What to produce —
State only how many lines below include the string "приложением".

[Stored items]
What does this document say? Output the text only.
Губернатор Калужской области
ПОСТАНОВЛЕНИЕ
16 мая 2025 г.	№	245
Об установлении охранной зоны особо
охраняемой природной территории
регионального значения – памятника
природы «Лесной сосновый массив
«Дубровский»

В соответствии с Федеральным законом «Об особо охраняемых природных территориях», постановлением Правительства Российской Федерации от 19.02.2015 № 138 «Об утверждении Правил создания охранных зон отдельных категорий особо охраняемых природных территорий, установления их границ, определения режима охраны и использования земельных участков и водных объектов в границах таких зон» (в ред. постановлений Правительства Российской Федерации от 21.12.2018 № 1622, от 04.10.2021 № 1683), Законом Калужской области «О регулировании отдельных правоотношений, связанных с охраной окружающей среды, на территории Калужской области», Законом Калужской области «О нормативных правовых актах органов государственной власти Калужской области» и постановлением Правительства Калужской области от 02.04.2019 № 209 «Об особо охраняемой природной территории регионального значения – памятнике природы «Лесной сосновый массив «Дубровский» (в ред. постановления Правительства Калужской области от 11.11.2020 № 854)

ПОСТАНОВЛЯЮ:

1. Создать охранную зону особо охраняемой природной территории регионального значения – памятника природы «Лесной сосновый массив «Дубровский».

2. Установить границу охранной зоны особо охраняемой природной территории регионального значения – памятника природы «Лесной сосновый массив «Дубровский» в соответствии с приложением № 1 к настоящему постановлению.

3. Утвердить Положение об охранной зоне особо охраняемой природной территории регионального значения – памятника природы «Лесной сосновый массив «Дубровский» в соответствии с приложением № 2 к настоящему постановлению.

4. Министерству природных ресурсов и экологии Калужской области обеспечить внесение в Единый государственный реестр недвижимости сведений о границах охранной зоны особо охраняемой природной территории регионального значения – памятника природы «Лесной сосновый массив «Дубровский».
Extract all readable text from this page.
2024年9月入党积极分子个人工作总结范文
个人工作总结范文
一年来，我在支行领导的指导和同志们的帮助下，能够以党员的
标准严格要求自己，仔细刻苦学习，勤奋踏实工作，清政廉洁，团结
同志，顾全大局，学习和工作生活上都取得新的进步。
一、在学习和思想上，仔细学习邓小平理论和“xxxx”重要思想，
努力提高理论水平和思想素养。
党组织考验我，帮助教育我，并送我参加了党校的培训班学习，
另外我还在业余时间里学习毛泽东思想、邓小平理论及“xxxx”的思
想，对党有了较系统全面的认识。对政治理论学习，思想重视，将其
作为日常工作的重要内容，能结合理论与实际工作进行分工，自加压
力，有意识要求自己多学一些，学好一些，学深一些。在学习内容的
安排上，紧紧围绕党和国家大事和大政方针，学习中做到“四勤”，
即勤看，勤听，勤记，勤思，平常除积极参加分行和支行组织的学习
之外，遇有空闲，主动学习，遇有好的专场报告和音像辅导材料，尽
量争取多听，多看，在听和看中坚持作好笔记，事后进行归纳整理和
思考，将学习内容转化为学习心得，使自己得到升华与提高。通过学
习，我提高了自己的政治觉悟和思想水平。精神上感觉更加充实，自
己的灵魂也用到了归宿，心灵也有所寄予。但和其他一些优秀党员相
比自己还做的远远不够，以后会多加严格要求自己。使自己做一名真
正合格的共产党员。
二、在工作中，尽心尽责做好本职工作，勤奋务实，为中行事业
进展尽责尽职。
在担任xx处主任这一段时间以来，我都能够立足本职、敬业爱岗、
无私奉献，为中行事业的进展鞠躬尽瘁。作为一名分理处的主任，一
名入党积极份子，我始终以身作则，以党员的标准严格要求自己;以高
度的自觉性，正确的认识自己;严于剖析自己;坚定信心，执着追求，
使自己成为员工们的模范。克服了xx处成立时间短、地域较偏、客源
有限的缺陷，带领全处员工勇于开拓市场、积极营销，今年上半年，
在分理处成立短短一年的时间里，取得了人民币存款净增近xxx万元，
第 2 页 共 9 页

Written answer —
2